§ **TASK OBJECTIVE**: Report only the number of lines holding "must".

________________________

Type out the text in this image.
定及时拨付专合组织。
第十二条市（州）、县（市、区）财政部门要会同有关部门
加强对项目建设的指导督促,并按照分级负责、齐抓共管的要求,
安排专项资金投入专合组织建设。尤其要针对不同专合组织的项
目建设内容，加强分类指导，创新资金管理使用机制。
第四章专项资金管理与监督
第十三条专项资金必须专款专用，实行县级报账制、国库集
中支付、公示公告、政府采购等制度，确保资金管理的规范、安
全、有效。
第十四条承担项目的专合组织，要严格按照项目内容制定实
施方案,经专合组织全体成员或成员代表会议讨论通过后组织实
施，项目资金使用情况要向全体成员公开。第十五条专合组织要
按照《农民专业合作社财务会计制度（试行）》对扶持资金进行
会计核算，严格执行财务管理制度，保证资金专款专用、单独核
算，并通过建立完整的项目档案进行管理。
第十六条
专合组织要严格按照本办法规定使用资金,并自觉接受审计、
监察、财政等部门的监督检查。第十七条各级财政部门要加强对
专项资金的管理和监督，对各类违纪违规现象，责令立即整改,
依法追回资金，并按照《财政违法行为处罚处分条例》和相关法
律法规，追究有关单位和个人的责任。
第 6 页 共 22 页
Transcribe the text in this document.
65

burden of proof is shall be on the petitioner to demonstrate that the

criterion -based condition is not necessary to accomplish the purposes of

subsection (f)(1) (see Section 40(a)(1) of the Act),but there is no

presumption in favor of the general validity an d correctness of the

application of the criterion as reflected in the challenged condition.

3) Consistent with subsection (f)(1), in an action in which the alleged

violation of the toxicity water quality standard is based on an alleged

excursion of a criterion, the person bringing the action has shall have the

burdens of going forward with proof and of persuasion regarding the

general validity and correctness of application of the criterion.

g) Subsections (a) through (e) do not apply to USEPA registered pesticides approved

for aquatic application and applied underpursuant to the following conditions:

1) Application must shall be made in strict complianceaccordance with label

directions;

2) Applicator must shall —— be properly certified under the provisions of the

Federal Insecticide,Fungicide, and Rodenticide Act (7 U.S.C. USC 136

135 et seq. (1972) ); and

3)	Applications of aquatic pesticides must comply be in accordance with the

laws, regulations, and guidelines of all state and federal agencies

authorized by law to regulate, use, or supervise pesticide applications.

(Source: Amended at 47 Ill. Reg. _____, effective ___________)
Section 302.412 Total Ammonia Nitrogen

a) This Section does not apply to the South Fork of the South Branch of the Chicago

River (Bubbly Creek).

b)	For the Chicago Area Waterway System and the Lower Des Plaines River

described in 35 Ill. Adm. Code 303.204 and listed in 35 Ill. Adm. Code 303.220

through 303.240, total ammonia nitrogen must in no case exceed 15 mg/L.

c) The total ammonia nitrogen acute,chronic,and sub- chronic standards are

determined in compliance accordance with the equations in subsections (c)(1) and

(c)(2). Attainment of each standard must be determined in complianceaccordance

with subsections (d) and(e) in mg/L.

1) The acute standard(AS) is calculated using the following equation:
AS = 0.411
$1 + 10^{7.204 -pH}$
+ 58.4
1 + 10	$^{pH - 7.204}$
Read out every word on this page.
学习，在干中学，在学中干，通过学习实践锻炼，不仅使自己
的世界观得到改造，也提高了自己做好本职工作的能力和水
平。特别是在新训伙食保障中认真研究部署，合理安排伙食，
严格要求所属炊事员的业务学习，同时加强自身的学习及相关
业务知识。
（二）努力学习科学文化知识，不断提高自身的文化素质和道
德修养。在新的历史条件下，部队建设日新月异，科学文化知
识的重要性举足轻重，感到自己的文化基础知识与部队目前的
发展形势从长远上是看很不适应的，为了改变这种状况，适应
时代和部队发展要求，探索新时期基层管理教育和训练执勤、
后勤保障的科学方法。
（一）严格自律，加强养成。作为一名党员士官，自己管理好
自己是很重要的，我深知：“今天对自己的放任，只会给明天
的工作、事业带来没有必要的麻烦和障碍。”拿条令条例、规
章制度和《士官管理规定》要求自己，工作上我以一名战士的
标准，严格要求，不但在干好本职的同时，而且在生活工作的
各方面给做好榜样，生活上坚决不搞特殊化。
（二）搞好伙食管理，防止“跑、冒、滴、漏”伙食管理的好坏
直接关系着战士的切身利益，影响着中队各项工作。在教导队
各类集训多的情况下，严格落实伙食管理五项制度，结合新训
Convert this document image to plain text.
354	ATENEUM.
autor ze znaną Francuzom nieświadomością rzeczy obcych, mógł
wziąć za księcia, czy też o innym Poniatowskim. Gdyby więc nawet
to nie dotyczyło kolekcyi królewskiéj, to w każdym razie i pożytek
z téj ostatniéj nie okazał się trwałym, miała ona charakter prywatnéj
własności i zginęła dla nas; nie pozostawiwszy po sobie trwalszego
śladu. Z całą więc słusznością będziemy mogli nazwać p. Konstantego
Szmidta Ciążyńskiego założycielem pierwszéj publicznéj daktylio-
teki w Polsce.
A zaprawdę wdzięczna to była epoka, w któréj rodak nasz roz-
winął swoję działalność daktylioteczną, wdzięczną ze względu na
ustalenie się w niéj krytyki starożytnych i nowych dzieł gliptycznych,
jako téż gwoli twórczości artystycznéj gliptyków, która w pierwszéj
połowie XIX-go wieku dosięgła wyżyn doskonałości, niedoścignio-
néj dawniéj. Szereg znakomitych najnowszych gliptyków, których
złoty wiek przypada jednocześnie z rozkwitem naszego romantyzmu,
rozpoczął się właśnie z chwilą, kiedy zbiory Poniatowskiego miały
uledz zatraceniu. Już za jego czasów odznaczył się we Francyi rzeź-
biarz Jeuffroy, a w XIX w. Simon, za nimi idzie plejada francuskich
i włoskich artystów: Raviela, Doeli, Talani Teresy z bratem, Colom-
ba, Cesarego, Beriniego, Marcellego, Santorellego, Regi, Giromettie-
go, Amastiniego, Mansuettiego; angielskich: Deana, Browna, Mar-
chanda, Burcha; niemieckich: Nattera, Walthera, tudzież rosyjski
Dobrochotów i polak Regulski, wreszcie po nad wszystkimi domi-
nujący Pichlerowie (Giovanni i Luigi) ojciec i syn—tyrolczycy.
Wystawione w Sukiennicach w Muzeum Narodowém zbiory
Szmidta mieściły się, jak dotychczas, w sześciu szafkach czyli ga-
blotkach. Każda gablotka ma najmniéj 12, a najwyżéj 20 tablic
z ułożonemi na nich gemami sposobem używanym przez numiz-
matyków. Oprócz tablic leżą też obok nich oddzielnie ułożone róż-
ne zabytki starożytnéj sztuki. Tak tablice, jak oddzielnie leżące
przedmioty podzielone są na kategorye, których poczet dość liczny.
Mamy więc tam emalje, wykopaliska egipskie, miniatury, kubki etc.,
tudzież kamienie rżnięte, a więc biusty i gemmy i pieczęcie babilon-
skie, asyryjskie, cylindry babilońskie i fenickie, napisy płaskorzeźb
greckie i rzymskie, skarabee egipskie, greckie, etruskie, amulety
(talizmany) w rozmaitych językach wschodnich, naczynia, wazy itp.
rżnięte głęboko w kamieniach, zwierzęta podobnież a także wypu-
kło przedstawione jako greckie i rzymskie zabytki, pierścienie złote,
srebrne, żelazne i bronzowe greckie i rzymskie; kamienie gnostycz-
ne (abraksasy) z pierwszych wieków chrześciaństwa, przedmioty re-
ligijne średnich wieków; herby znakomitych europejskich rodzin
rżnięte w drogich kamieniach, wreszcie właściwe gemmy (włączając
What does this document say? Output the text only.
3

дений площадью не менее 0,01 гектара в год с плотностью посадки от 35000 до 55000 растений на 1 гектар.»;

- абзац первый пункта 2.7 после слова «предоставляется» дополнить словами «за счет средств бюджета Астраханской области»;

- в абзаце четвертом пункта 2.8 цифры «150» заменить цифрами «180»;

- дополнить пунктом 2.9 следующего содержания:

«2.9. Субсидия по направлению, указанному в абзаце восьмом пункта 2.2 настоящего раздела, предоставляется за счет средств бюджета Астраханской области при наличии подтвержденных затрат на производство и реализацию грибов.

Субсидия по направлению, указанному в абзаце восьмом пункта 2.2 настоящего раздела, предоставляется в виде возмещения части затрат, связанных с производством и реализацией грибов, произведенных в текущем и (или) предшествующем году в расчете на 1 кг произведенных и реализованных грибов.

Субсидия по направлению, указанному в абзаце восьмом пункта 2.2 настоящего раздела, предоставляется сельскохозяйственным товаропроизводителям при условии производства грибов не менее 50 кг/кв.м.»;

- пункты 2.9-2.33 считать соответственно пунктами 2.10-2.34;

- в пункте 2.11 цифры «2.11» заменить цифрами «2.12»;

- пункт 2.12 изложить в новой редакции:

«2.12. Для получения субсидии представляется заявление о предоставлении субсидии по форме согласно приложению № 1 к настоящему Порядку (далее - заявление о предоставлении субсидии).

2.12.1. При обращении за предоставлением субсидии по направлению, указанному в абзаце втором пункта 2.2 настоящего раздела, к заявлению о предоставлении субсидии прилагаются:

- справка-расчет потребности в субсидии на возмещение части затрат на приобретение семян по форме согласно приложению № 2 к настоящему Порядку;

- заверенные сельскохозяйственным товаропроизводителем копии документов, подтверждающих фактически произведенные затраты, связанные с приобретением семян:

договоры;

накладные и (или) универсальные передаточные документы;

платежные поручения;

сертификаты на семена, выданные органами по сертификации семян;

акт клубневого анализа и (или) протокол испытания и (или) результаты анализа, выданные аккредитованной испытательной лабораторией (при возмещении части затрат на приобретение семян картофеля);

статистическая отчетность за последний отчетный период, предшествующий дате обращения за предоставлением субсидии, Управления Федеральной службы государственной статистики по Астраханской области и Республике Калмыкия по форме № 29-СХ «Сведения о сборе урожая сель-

________________________

§ **FINAL RESULT**: 5